GOAL: Write out every entry exactly as given, but omit the pictures.

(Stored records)
## START
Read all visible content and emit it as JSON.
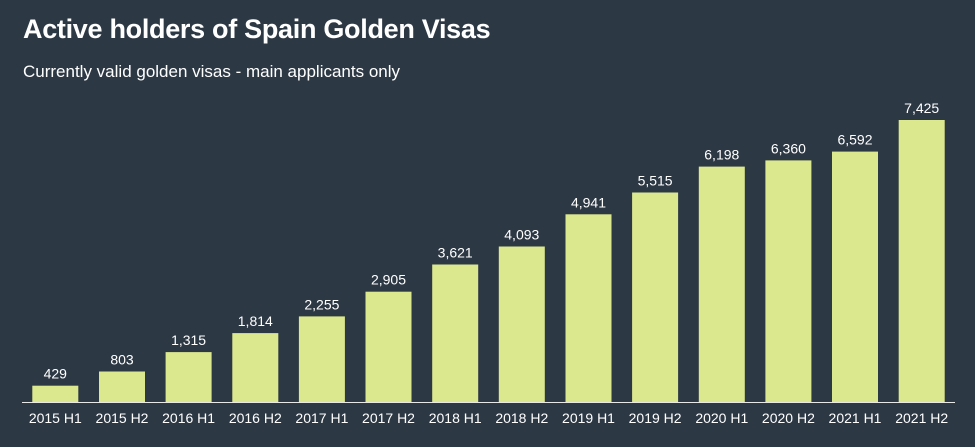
{
  "header": {
    "title": "Active holders of Spain Golden Visas",
    "subtitle": "Currently valid golden visas - main applicants only"
  },
  "colors": {
    "background": "#2d3845",
    "bar": "#dce88e",
    "axis": "#e8e8e8",
    "text": "#ffffff"
  },
  "chart_data": {
    "type": "bar",
    "title": "Active holders of Spain Golden Visas",
    "subtitle": "Currently valid golden visas - main applicants only",
    "categories": [
      "2015 H1",
      "2015 H2",
      "2016 H1",
      "2016 H2",
      "2017 H1",
      "2017 H2",
      "2018 H1",
      "2018 H2",
      "2019 H1",
      "2019 H2",
      "2020 H1",
      "2020 H2",
      "2021 H1",
      "2021 H2"
    ],
    "values": [
      429,
      803,
      1315,
      1814,
      2255,
      2905,
      3621,
      4093,
      4941,
      5515,
      6198,
      6360,
      6592,
      7425
    ],
    "data_labels": [
      "429",
      "803",
      "1,315",
      "1,814",
      "2,255",
      "2,905",
      "3,621",
      "4,093",
      "4,941",
      "5,515",
      "6,198",
      "6,360",
      "6,592",
      "7,425"
    ],
    "xlabel": "",
    "ylabel": "",
    "ylim": [
      0,
      7425
    ],
    "grid": false,
    "legend": "none"
  }
}
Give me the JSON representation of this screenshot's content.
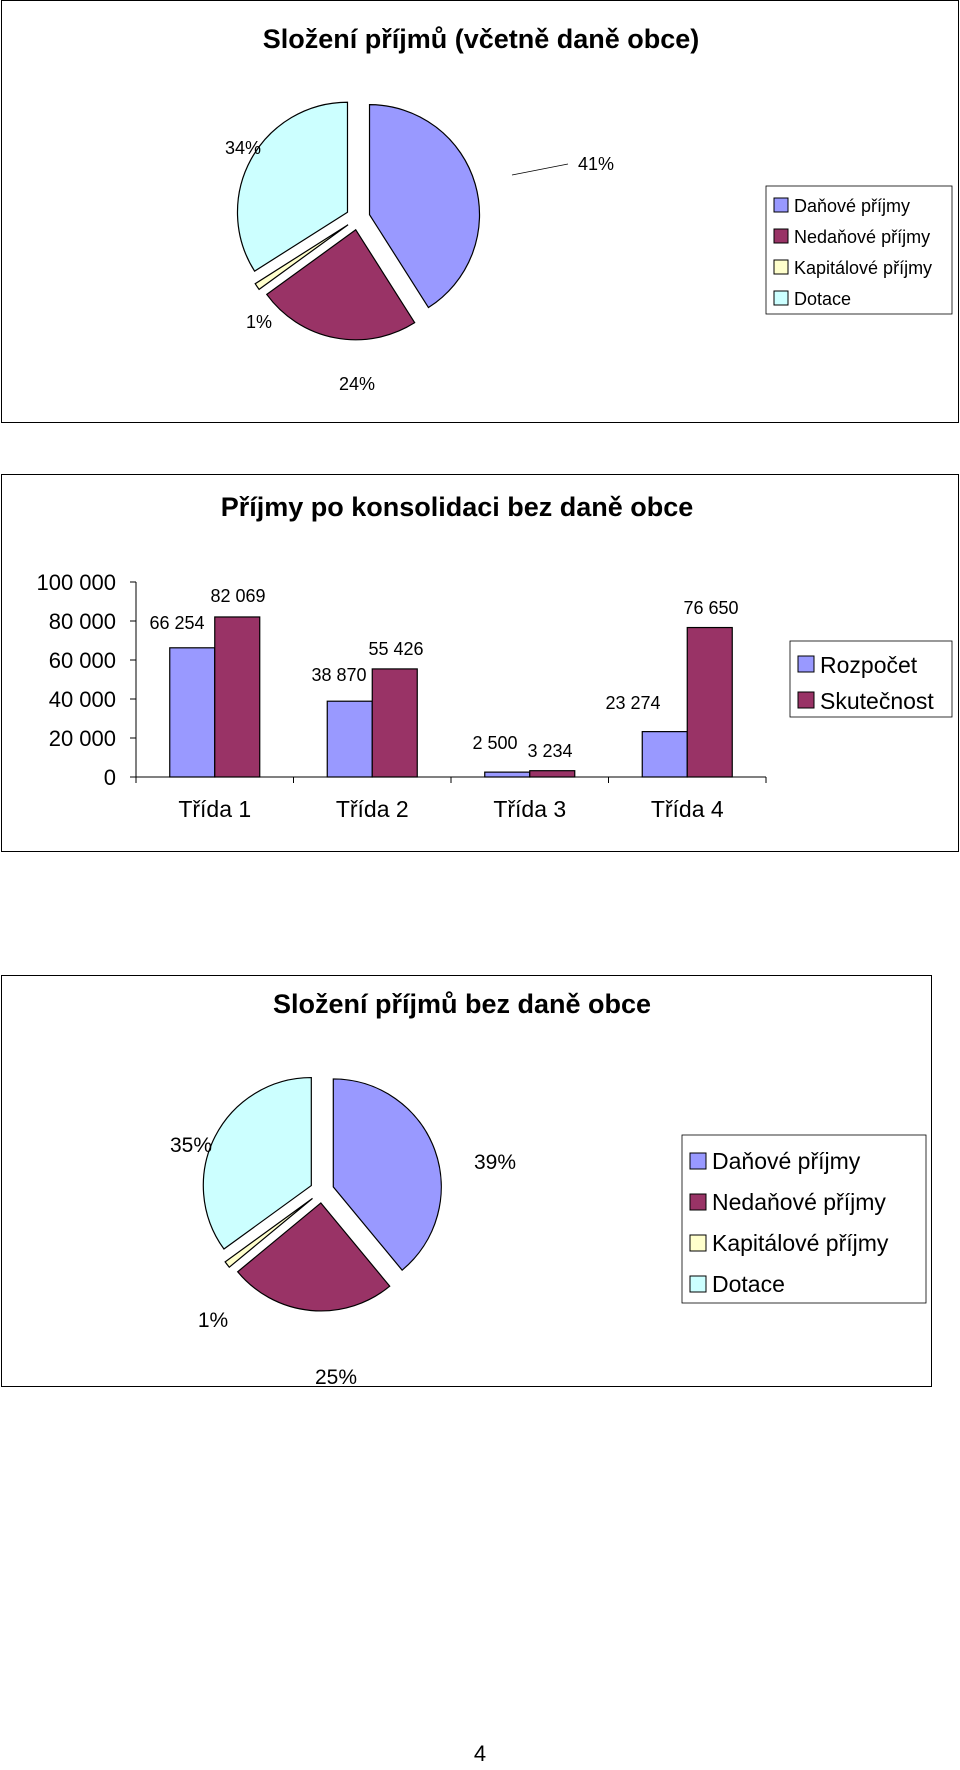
{
  "charts_meta": {
    "colors": {
      "danove": "#9999ff",
      "nedanove": "#993366",
      "kapitalove": "#ffffcc",
      "dotace": "#ccffff",
      "rozpocet": "#9999ff",
      "skutecnost": "#993366"
    }
  },
  "chart_data": [
    {
      "type": "pie",
      "title": "Složení příjmů (včetně daně obce)",
      "labels": [
        "Daňové příjmy",
        "Nedaňové příjmy",
        "Kapitálové příjmy",
        "Dotace"
      ],
      "values": [
        41,
        24,
        1,
        34
      ],
      "value_labels": [
        "41%",
        "24%",
        "1%",
        "34%"
      ],
      "exploded": true,
      "legend": "right"
    },
    {
      "type": "bar",
      "title": "Příjmy  po konsolidaci bez daně obce",
      "categories": [
        "Třída 1",
        "Třída 2",
        "Třída 3",
        "Třída 4"
      ],
      "series": [
        {
          "name": "Rozpočet",
          "values": [
            66254,
            38870,
            2500,
            23274
          ],
          "labels": [
            "66 254",
            "38 870",
            "2 500",
            "23 274"
          ]
        },
        {
          "name": "Skutečnost",
          "values": [
            82069,
            55426,
            3234,
            76650
          ],
          "labels": [
            "82 069",
            "55 426",
            "3 234",
            "76 650"
          ]
        }
      ],
      "ylim": [
        0,
        100000
      ],
      "yticks": [
        "0",
        "20 000",
        "40 000",
        "60 000",
        "80 000",
        "100 000"
      ],
      "legend": "right"
    },
    {
      "type": "pie",
      "title": "Složení příjmů bez daně  obce",
      "labels": [
        "Daňové příjmy",
        "Nedaňové příjmy",
        "Kapitálové příjmy",
        "Dotace"
      ],
      "values": [
        39,
        25,
        1,
        35
      ],
      "value_labels": [
        "39%",
        "25%",
        "1%",
        "35%"
      ],
      "exploded": true,
      "legend": "right"
    }
  ],
  "page_number": "4"
}
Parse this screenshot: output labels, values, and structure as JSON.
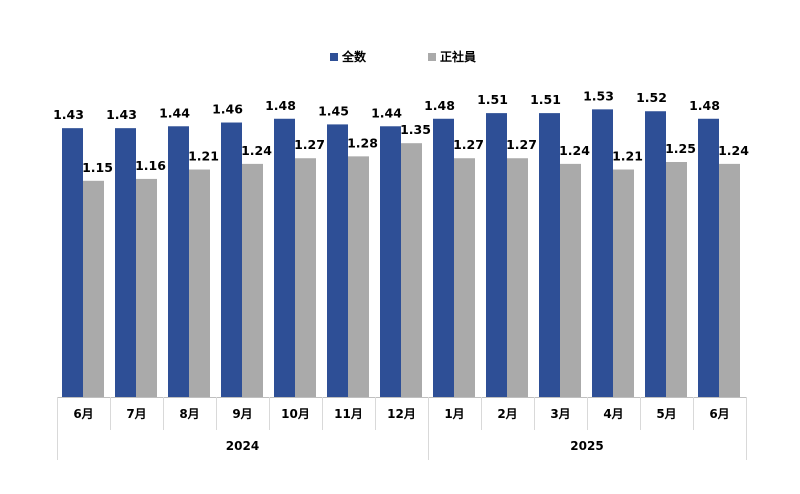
{
  "chart_data": {
    "type": "bar",
    "title": "",
    "xlabel": "",
    "ylabel": "",
    "ylim": [
      0,
      1.6
    ],
    "grid": false,
    "legend_position": "top-center",
    "categories": [
      "6月",
      "7月",
      "8月",
      "9月",
      "10月",
      "11月",
      "12月",
      "1月",
      "2月",
      "3月",
      "4月",
      "5月",
      "6月"
    ],
    "year_groups": [
      {
        "label": "2024",
        "count": 7
      },
      {
        "label": "2025",
        "count": 6
      }
    ],
    "series": [
      {
        "name": "全数",
        "color": "#2e4f96",
        "values": [
          1.43,
          1.43,
          1.44,
          1.46,
          1.48,
          1.45,
          1.44,
          1.48,
          1.51,
          1.51,
          1.53,
          1.52,
          1.48
        ]
      },
      {
        "name": "正社員",
        "color": "#aaaaaa",
        "values": [
          1.15,
          1.16,
          1.21,
          1.24,
          1.27,
          1.28,
          1.35,
          1.27,
          1.27,
          1.24,
          1.21,
          1.25,
          1.24
        ]
      }
    ]
  }
}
## END
SOLUTION TO THIS EXERCISE:
Read all visible content and emit it as JSON.
{
  "header": {
    "title": "Active holders of Spain Golden Visas",
    "subtitle": "Currently valid golden visas - main applicants only"
  },
  "colors": {
    "background": "#2d3845",
    "bar": "#dce88e",
    "axis": "#e8e8e8",
    "text": "#ffffff"
  },
  "chart_data": {
    "type": "bar",
    "title": "Active holders of Spain Golden Visas",
    "subtitle": "Currently valid golden visas - main applicants only",
    "categories": [
      "2015 H1",
      "2015 H2",
      "2016 H1",
      "2016 H2",
      "2017 H1",
      "2017 H2",
      "2018 H1",
      "2018 H2",
      "2019 H1",
      "2019 H2",
      "2020 H1",
      "2020 H2",
      "2021 H1",
      "2021 H2"
    ],
    "values": [
      429,
      803,
      1315,
      1814,
      2255,
      2905,
      3621,
      4093,
      4941,
      5515,
      6198,
      6360,
      6592,
      7425
    ],
    "data_labels": [
      "429",
      "803",
      "1,315",
      "1,814",
      "2,255",
      "2,905",
      "3,621",
      "4,093",
      "4,941",
      "5,515",
      "6,198",
      "6,360",
      "6,592",
      "7,425"
    ],
    "xlabel": "",
    "ylabel": "",
    "ylim": [
      0,
      7425
    ],
    "grid": false,
    "legend": "none"
  }
}
Give me the JSON representation of this screenshot's content.
{
  "charts_meta": {
    "colors": {
      "danove": "#9999ff",
      "nedanove": "#993366",
      "kapitalove": "#ffffcc",
      "dotace": "#ccffff",
      "rozpocet": "#9999ff",
      "skutecnost": "#993366"
    }
  },
  "chart_data": [
    {
      "type": "pie",
      "title": "Složení příjmů (včetně daně obce)",
      "labels": [
        "Daňové příjmy",
        "Nedaňové příjmy",
        "Kapitálové příjmy",
        "Dotace"
      ],
      "values": [
        41,
        24,
        1,
        34
      ],
      "value_labels": [
        "41%",
        "24%",
        "1%",
        "34%"
      ],
      "exploded": true,
      "legend": "right"
    },
    {
      "type": "bar",
      "title": "Příjmy  po konsolidaci bez daně obce",
      "categories": [
        "Třída 1",
        "Třída 2",
        "Třída 3",
        "Třída 4"
      ],
      "series": [
        {
          "name": "Rozpočet",
          "values": [
            66254,
            38870,
            2500,
            23274
          ],
          "labels": [
            "66 254",
            "38 870",
            "2 500",
            "23 274"
          ]
        },
        {
          "name": "Skutečnost",
          "values": [
            82069,
            55426,
            3234,
            76650
          ],
          "labels": [
            "82 069",
            "55 426",
            "3 234",
            "76 650"
          ]
        }
      ],
      "ylim": [
        0,
        100000
      ],
      "yticks": [
        "0",
        "20 000",
        "40 000",
        "60 000",
        "80 000",
        "100 000"
      ],
      "legend": "right"
    },
    {
      "type": "pie",
      "title": "Složení příjmů bez daně  obce",
      "labels": [
        "Daňové příjmy",
        "Nedaňové příjmy",
        "Kapitálové příjmy",
        "Dotace"
      ],
      "values": [
        39,
        25,
        1,
        35
      ],
      "value_labels": [
        "39%",
        "25%",
        "1%",
        "35%"
      ],
      "exploded": true,
      "legend": "right"
    }
  ],
  "page_number": "4"
}
Parse this screenshot: output labels, values, and structure as JSON.
{
  "chart_data": {
    "type": "bar",
    "title": "",
    "xlabel": "",
    "ylabel": "",
    "ylim": [
      0,
      1.6
    ],
    "grid": false,
    "legend_position": "top-center",
    "categories": [
      "6月",
      "7月",
      "8月",
      "9月",
      "10月",
      "11月",
      "12月",
      "1月",
      "2月",
      "3月",
      "4月",
      "5月",
      "6月"
    ],
    "year_groups": [
      {
        "label": "2024",
        "count": 7
      },
      {
        "label": "2025",
        "count": 6
      }
    ],
    "series": [
      {
        "name": "全数",
        "color": "#2e4f96",
        "values": [
          1.43,
          1.43,
          1.44,
          1.46,
          1.48,
          1.45,
          1.44,
          1.48,
          1.51,
          1.51,
          1.53,
          1.52,
          1.48
        ]
      },
      {
        "name": "正社員",
        "color": "#aaaaaa",
        "values": [
          1.15,
          1.16,
          1.21,
          1.24,
          1.27,
          1.28,
          1.35,
          1.27,
          1.27,
          1.24,
          1.21,
          1.25,
          1.24
        ]
      }
    ]
  }
}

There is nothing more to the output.